*Task statement*: Locate each line holding the string "that" and copy it.

*Dataset rows*:
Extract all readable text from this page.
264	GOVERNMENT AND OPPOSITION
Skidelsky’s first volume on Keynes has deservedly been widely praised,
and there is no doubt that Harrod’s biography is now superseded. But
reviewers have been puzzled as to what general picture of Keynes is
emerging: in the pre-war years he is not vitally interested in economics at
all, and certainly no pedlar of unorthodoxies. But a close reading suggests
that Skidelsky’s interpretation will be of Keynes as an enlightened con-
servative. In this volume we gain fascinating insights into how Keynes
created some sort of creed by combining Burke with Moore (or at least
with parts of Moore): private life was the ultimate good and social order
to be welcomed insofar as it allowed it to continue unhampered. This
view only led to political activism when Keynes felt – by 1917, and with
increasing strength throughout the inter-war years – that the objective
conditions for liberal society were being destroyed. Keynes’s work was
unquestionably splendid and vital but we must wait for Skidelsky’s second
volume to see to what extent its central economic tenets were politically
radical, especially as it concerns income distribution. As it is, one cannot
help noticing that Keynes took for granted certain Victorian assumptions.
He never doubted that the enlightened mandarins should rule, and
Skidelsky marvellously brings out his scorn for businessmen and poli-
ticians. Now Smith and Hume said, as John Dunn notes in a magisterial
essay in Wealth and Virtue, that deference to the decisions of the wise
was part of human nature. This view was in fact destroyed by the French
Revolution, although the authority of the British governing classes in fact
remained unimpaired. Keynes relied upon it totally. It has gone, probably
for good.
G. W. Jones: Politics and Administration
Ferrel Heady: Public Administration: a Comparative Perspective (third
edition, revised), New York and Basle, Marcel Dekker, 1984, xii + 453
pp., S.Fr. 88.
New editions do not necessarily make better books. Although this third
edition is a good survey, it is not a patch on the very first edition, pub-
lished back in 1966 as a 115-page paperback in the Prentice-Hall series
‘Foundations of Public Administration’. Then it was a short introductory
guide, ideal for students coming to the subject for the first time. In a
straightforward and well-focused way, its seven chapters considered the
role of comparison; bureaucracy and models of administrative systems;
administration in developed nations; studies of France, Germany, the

*Exercise answer*:
and there is no doubt that Harrod’s biography is now superseded. But
that Skidelsky’s interpretation will be of Keynes as an enlightened con-
increasing strength throughout the inter-war years – that the objective
help noticing that Keynes took for granted certain Victorian assumptions.
He never doubted that the enlightened mandarins should rule, and
essay in Wealth and Virtue, that deference to the decisions of the wise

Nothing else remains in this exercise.